_INFORMATION SUPPLIED_:
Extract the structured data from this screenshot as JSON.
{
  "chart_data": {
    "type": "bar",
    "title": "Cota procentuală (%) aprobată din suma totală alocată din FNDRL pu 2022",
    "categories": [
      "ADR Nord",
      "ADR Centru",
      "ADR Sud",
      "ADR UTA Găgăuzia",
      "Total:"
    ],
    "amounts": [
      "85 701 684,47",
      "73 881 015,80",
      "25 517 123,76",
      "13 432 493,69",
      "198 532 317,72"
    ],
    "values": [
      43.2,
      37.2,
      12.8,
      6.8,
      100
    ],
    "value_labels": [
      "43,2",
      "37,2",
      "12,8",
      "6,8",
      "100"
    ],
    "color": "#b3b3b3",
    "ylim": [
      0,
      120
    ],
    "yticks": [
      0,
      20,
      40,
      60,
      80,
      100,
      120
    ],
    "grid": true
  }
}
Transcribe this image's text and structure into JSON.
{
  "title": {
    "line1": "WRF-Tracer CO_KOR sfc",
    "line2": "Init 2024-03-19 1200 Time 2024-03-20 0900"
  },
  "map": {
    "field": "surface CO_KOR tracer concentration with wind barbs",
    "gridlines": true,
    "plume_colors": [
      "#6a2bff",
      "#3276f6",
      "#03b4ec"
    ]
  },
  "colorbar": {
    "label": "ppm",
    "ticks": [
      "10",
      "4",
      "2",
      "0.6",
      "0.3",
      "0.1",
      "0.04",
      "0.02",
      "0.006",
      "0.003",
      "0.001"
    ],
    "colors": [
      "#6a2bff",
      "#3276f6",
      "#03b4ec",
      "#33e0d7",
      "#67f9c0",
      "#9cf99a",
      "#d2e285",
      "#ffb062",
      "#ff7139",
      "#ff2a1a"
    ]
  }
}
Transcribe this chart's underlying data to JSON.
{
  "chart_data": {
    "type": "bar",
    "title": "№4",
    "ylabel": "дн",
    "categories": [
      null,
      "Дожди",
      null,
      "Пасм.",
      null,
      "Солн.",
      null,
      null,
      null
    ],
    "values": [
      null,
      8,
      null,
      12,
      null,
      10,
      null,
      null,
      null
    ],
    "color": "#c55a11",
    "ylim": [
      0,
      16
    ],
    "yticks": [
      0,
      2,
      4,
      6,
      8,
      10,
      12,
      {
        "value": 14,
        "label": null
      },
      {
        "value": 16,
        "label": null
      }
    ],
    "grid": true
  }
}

_TASK GOAL_: Begin with the line that contains "Transcribe this chart's" and set down each line exactly until the records above end, including the final line.

_ANSWER TO THIS EXERCISE_:
Transcribe this chart's underlying data to JSON.
{
  "chart_data": {
    "type": "bar",
    "title": "№4",
    "ylabel": "дн",
    "categories": [
      null,
      "Дожди",
      null,
      "Пасм.",
      null,
      "Солн.",
      null,
      null,
      null
    ],
    "values": [
      null,
      8,
      null,
      12,
      null,
      10,
      null,
      null,
      null
    ],
    "color": "#c55a11",
    "ylim": [
      0,
      16
    ],
    "yticks": [
      0,
      2,
      4,
      6,
      8,
      10,
      12,
      {
        "value": 14,
        "label": null
      },
      {
        "value": 16,
        "label": null
      }
    ],
    "grid": true
  }
}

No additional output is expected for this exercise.